Task instructions: Every record should be written out exactly, please.

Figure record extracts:
▼
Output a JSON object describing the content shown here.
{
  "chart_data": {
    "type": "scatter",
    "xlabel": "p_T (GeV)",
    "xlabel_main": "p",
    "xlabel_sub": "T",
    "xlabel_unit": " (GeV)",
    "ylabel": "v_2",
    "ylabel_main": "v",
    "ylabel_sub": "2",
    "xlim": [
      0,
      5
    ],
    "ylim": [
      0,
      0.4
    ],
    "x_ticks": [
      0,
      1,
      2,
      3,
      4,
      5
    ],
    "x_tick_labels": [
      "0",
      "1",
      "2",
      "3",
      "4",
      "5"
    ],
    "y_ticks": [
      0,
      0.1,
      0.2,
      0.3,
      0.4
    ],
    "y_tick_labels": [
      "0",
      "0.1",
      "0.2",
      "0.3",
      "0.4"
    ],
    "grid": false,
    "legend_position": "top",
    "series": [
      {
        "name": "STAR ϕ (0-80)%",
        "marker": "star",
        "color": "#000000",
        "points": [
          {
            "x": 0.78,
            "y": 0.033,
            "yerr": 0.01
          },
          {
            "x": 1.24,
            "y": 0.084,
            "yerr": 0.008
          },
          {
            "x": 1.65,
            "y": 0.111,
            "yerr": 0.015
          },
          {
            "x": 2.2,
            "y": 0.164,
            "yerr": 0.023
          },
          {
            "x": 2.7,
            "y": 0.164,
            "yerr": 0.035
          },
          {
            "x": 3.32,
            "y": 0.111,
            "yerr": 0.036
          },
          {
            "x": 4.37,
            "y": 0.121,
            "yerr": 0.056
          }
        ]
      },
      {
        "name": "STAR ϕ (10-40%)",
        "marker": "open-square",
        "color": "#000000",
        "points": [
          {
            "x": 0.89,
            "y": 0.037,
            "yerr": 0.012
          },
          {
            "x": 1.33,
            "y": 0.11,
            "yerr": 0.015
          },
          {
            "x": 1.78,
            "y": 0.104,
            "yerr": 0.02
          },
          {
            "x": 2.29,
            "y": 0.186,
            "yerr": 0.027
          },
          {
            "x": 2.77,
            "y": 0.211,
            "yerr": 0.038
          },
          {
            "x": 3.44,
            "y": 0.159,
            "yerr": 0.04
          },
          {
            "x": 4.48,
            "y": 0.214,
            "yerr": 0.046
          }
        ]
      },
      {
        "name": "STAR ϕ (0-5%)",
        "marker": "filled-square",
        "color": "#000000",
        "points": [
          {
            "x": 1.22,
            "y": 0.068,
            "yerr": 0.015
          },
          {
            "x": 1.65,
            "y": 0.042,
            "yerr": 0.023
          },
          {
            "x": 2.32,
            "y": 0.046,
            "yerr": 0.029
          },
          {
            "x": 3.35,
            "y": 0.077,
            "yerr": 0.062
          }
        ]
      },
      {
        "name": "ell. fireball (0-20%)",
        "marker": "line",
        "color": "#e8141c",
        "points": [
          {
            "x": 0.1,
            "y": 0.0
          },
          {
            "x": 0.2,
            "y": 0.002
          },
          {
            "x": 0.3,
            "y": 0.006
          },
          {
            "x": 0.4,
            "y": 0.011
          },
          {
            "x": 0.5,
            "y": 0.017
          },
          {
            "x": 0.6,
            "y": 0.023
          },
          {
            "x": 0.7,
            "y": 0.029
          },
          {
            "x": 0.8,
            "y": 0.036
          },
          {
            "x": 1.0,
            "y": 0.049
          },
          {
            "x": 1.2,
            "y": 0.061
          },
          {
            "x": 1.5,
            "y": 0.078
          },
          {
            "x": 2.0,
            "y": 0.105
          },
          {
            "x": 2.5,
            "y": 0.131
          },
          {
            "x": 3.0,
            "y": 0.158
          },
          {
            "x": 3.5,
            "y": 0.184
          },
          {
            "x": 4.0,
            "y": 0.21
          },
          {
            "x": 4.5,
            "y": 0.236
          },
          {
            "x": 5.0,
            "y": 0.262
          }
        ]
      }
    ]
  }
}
▲
Solved problem:
Output a JSON object describing the content shown here.
{
  "chart_data": {
    "type": "scatter",
    "xlabel": "p_T (GeV)",
    "xlabel_main": "p",
    "xlabel_sub": "T",
    "xlabel_unit": " (GeV)",
    "ylabel": "v_2",
    "ylabel_main": "v",
    "ylabel_sub": "2",
    "xlim": [
      0,
      5
    ],
    "ylim": [
      0,
      0.4
    ],
    "x_ticks": [
      0,
      1,
      2,
      3,
      4,
      5
    ],
    "x_tick_labels": [
      "0",
      "1",
      "2",
      "3",
      "4",
      "5"
    ],
    "y_ticks": [
      0,
      0.1,
      0.2,
      0.3,
      0.4
    ],
    "y_tick_labels": [
      "0",
      "0.1",
      "0.2",
      "0.3",
      "0.4"
    ],
    "grid": false,
    "legend_position": "top",
    "series": [
      {
        "name": "STAR ϕ (0-80)%",
        "marker": "star",
        "color": "#000000",
        "points": [
          {
            "x": 0.78,
            "y": 0.033,
            "yerr": 0.01
          },
          {
            "x": 1.24,
            "y": 0.084,
            "yerr": 0.008
          },
          {
            "x": 1.65,
            "y": 0.111,
            "yerr": 0.015
          },
          {
            "x": 2.2,
            "y": 0.164,
            "yerr": 0.023
          },
          {
            "x": 2.7,
            "y": 0.164,
            "yerr": 0.035
          },
          {
            "x": 3.32,
            "y": 0.111,
            "yerr": 0.036
          },
          {
            "x": 4.37,
            "y": 0.121,
            "yerr": 0.056
          }
        ]
      },
      {
        "name": "STAR ϕ (10-40%)",
        "marker": "open-square",
        "color": "#000000",
        "points": [
          {
            "x": 0.89,
            "y": 0.037,
            "yerr": 0.012
          },
          {
            "x": 1.33,
            "y": 0.11,
            "yerr": 0.015
          },
          {
            "x": 1.78,
            "y": 0.104,
            "yerr": 0.02
          },
          {
            "x": 2.29,
            "y": 0.186,
            "yerr": 0.027
          },
          {
            "x": 2.77,
            "y": 0.211,
            "yerr": 0.038
          },
          {
            "x": 3.44,
            "y": 0.159,
            "yerr": 0.04
          },
          {
            "x": 4.48,
            "y": 0.214,
            "yerr": 0.046
          }
        ]
      },
      {
        "name": "STAR ϕ (0-5%)",
        "marker": "filled-square",
        "color": "#000000",
        "points": [
          {
            "x": 1.22,
            "y": 0.068,
            "yerr": 0.015
          },
          {
            "x": 1.65,
            "y": 0.042,
            "yerr": 0.023
          },
          {
            "x": 2.32,
            "y": 0.046,
            "yerr": 0.029
          },
          {
            "x": 3.35,
            "y": 0.077,
            "yerr": 0.062
          }
        ]
      },
      {
        "name": "ell. fireball (0-20%)",
        "marker": "line",
        "color": "#e8141c",
        "points": [
          {
            "x": 0.1,
            "y": 0.0
          },
          {
            "x": 0.2,
            "y": 0.002
          },
          {
            "x": 0.3,
            "y": 0.006
          },
          {
            "x": 0.4,
            "y": 0.011
          },
          {
            "x": 0.5,
            "y": 0.017
          },
          {
            "x": 0.6,
            "y": 0.023
          },
          {
            "x": 0.7,
            "y": 0.029
          },
          {
            "x": 0.8,
            "y": 0.036
          },
          {
            "x": 1.0,
            "y": 0.049
          },
          {
            "x": 1.2,
            "y": 0.061
          },
          {
            "x": 1.5,
            "y": 0.078
          },
          {
            "x": 2.0,
            "y": 0.105
          },
          {
            "x": 2.5,
            "y": 0.131
          },
          {
            "x": 3.0,
            "y": 0.158
          },
          {
            "x": 3.5,
            "y": 0.184
          },
          {
            "x": 4.0,
            "y": 0.21
          },
          {
            "x": 4.5,
            "y": 0.236
          },
          {
            "x": 5.0,
            "y": 0.262
          }
        ]
      }
    ]
  }
}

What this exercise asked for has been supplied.